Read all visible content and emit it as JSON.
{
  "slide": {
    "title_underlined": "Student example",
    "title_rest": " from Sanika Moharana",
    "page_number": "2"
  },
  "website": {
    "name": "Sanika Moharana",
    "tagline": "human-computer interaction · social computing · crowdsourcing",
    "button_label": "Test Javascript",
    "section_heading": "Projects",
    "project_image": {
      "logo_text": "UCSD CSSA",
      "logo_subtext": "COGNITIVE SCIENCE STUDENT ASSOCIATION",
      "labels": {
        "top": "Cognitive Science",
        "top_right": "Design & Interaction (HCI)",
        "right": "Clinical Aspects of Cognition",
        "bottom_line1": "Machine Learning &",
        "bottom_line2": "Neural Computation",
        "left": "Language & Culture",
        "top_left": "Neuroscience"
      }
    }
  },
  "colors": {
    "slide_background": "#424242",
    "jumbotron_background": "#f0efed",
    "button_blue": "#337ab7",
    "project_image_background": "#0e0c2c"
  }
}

AIM:
Repeat each record in full; every line must match exactly.

ANSWER TO THIS EXERCISE:
Read all visible content and emit it as JSON.
{
  "slide": {
    "title_underlined": "Student example",
    "title_rest": " from Sanika Moharana",
    "page_number": "2"
  },
  "website": {
    "name": "Sanika Moharana",
    "tagline": "human-computer interaction · social computing · crowdsourcing",
    "button_label": "Test Javascript",
    "section_heading": "Projects",
    "project_image": {
      "logo_text": "UCSD CSSA",
      "logo_subtext": "COGNITIVE SCIENCE STUDENT ASSOCIATION",
      "labels": {
        "top": "Cognitive Science",
        "top_right": "Design & Interaction (HCI)",
        "right": "Clinical Aspects of Cognition",
        "bottom_line1": "Machine Learning &",
        "bottom_line2": "Neural Computation",
        "left": "Language & Culture",
        "top_left": "Neuroscience"
      }
    }
  },
  "colors": {
    "slide_background": "#424242",
    "jumbotron_background": "#f0efed",
    "button_blue": "#337ab7",
    "project_image_background": "#0e0c2c"
  }
}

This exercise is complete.